→ EXERCISE
Rewrite the records below, replacing every "x-tick-label" with "x-axis-tick" and keeping everything else the same.

→ Stored records

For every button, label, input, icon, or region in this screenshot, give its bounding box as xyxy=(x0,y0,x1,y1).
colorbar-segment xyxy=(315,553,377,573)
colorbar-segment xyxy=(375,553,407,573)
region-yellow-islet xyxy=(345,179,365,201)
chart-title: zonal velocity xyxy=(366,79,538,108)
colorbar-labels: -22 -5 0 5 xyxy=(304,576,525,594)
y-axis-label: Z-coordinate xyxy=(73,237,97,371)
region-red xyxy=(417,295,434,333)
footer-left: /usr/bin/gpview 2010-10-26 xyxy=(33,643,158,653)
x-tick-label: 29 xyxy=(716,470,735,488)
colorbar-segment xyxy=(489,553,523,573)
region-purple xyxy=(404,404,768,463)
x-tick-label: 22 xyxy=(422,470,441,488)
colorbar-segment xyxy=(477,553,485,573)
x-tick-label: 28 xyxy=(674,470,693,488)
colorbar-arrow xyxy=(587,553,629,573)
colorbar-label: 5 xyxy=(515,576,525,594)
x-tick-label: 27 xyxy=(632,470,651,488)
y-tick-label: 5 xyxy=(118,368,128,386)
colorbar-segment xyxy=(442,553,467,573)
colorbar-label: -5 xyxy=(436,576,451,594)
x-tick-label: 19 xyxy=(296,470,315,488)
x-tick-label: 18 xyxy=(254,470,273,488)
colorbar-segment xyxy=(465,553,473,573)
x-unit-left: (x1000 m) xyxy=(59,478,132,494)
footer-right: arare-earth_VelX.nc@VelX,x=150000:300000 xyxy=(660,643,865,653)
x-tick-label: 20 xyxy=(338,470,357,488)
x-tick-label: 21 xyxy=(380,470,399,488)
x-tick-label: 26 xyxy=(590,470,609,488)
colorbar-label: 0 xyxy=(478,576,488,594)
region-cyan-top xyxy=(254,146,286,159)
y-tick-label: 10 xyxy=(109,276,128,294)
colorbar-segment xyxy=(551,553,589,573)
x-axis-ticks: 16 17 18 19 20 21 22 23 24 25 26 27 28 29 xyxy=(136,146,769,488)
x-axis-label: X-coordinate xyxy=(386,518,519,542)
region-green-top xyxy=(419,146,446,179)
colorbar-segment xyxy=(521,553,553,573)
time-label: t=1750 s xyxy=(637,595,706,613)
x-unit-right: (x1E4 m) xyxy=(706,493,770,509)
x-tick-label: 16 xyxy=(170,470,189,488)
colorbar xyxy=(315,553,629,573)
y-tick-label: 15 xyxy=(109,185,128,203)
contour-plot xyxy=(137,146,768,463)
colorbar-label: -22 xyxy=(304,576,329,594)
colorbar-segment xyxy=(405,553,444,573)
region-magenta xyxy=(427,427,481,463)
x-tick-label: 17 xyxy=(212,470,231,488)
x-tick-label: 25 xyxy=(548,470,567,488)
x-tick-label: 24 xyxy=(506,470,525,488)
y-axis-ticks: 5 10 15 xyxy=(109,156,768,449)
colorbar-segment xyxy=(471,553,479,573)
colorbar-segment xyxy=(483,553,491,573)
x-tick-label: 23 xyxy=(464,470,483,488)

→ EXERCISE RESULT
For every button, label, input, icon, or region in this screenshot, give its bounding box as xyxy=(x0,y0,x1,y1).
colorbar-segment xyxy=(315,553,377,573)
colorbar-segment xyxy=(375,553,407,573)
region-yellow-islet xyxy=(345,179,365,201)
chart-title: zonal velocity xyxy=(366,79,538,108)
colorbar-labels: -22 -5 0 5 xyxy=(304,576,525,594)
y-axis-label: Z-coordinate xyxy=(73,237,97,371)
region-red xyxy=(417,295,434,333)
footer-left: /usr/bin/gpview 2010-10-26 xyxy=(33,643,158,653)
x-axis-tick: 29 xyxy=(716,470,735,488)
colorbar-segment xyxy=(489,553,523,573)
region-purple xyxy=(404,404,768,463)
x-axis-tick: 22 xyxy=(422,470,441,488)
colorbar-segment xyxy=(477,553,485,573)
x-axis-tick: 28 xyxy=(674,470,693,488)
colorbar-arrow xyxy=(587,553,629,573)
colorbar-label: 5 xyxy=(515,576,525,594)
x-axis-tick: 27 xyxy=(632,470,651,488)
y-tick-label: 5 xyxy=(118,368,128,386)
colorbar-segment xyxy=(442,553,467,573)
colorbar-label: -5 xyxy=(436,576,451,594)
x-axis-tick: 19 xyxy=(296,470,315,488)
x-axis-tick: 18 xyxy=(254,470,273,488)
colorbar-segment xyxy=(465,553,473,573)
x-unit-left: (x1000 m) xyxy=(59,478,132,494)
footer-right: arare-earth_VelX.nc@VelX,x=150000:300000 xyxy=(660,643,865,653)
x-axis-tick: 20 xyxy=(338,470,357,488)
x-axis-tick: 21 xyxy=(380,470,399,488)
x-axis-tick: 26 xyxy=(590,470,609,488)
colorbar-label: 0 xyxy=(478,576,488,594)
region-cyan-top xyxy=(254,146,286,159)
y-tick-label: 10 xyxy=(109,276,128,294)
colorbar-segment xyxy=(551,553,589,573)
x-axis-ticks: 16 17 18 19 20 21 22 23 24 25 26 27 28 29 xyxy=(136,146,769,488)
x-axis-label: X-coordinate xyxy=(386,518,519,542)
region-green-top xyxy=(419,146,446,179)
colorbar-segment xyxy=(521,553,553,573)
time-label: t=1750 s xyxy=(637,595,706,613)
x-unit-right: (x1E4 m) xyxy=(706,493,770,509)
x-axis-tick: 16 xyxy=(170,470,189,488)
colorbar xyxy=(315,553,629,573)
y-tick-label: 15 xyxy=(109,185,128,203)
contour-plot xyxy=(137,146,768,463)
colorbar-label: -22 xyxy=(304,576,329,594)
colorbar-segment xyxy=(405,553,444,573)
region-magenta xyxy=(427,427,481,463)
x-axis-tick: 17 xyxy=(212,470,231,488)
x-axis-tick: 25 xyxy=(548,470,567,488)
x-axis-tick: 24 xyxy=(506,470,525,488)
y-axis-ticks: 5 10 15 xyxy=(109,156,768,449)
colorbar-segment xyxy=(471,553,479,573)
colorbar-segment xyxy=(483,553,491,573)
x-axis-tick: 23 xyxy=(464,470,483,488)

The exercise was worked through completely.